- Excerpt
----------
Dr. Amy Nett: Great questions. I think one thing that I would ask is like what are the RF levels? Is her rheumatoid factor really high? Are you able to track antibodies? A couple of years ago I definitely heard of LDN being used as a prokinetic agent. I’ve been seeing a little less enthusiasm for LDN as a prokinetic. I’m not sure how great it is, actually, for motility. Whether or not it’s working as a motility agent, yes, you would probably be tracking bowel movements, so does it increase regularity?
In terms of whether it’s helping the autoimmunity, I would probably track antibody levels or symptoms. So, you’re saying antibodies are high, not RF factor, though. So what antibodies does she have that are elevated? The other thing is does she have—you’re saying she doesn’t have pain. You’re kind of talking me out of using low-dose naltrexone because—how old is she? That’s the other question. In patients who are on the slightly younger side, and I would probably—I think as we get older, our idea of “younger” changes, but I would say someone 50s, maybe even into early 60s, I don’t know if you want to sort of commit them to low-dose naltrexone if she is doing well because you’ve just made a lot of improvements just in getting her off the opioid. I might give her a little more time.
What else are you doing in terms of anti-inflammatories? Do you have curcumin? Are you doing glutathione? Like what else is going in there in terms of managing the immune system? So, she’s 51 and culled CCP antibodies. So, 51 is kind of on the younger side to sort of commit her to a lifelong medication in the sense of when do you actually stop low-dose naltrexone? It’s not as entirely clear. If the CCP antibodies are high, you could certainly use those to track, but it’s not clear that she’s having any symptoms.
----------
- Entries shown

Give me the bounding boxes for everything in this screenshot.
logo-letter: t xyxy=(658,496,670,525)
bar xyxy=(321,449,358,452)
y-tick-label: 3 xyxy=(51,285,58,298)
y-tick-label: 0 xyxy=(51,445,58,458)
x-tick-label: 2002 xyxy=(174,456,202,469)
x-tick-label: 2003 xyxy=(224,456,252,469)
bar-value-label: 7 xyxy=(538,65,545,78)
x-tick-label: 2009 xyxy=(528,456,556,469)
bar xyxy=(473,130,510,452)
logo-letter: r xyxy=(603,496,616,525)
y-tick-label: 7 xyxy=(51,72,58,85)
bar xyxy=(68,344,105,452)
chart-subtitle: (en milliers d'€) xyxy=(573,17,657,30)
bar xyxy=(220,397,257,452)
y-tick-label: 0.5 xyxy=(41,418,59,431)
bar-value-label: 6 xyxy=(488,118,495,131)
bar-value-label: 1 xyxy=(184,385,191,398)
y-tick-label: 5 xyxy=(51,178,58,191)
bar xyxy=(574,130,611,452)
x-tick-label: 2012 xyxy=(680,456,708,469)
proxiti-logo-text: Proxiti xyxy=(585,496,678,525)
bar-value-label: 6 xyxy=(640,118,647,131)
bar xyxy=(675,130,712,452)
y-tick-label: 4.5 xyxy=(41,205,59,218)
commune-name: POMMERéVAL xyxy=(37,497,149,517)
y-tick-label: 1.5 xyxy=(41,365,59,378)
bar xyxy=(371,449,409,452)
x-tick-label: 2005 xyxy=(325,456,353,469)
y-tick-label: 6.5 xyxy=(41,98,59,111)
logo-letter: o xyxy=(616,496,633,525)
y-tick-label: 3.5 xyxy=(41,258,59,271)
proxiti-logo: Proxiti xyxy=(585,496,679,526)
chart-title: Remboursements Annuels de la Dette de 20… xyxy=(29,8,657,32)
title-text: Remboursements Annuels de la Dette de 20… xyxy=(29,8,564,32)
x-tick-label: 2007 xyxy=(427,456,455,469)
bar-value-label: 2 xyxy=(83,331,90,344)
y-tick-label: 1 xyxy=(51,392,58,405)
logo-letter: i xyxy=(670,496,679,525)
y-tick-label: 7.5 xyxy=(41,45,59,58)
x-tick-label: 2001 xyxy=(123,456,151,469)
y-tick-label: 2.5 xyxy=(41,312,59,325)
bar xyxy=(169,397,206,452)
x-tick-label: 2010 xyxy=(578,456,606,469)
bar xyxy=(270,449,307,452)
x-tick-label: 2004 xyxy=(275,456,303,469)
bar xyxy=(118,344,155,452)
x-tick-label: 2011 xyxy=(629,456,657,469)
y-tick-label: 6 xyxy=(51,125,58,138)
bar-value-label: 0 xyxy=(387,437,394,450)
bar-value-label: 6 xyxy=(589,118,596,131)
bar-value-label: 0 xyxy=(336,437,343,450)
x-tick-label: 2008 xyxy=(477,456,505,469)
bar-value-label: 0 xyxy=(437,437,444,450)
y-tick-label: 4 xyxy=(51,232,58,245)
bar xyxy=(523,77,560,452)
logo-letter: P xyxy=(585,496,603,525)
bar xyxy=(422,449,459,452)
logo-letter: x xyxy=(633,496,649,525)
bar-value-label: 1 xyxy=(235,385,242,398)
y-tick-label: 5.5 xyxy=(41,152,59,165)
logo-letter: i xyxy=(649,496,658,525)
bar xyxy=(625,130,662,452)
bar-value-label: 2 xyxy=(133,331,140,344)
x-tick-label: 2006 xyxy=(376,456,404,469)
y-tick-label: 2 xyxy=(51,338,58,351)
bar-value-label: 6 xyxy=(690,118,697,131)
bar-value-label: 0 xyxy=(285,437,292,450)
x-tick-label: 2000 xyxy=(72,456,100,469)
----------
- Activity
Carry the low-dose naltrexone transcript forward from its last sentence. The listing can be set aside.

- Exercise output
Are there any adverse effects? You mentioned the sleep issue. Normally, in some patients sleep will be disturbed because we say take low-dose naltrexone right before going to bed. Low-dose naltrexone upregulates or increases our endorphins, so if there is a sleep disruption, that probably means you’re at the correct dose. So if you’re at 1.5, that’s probably an okay dose, and you don’t necessarily want to go up on that dose. Then what you would do is you would move the low-dose naltrexone to a morning dose for about a week until the patient adjusted. Then you can move it back to before bedtime. That’s generally not a long-term adverse effect. Some people might have some digestive distress. I’ve heard that in a few patients, pretty rarely, but overall, it is pretty safe. The biggest disadvantage is cost and just chronically taking a medication with a question as to the utility. I would probably have a discussion with this patient, and I would want to get her input on it.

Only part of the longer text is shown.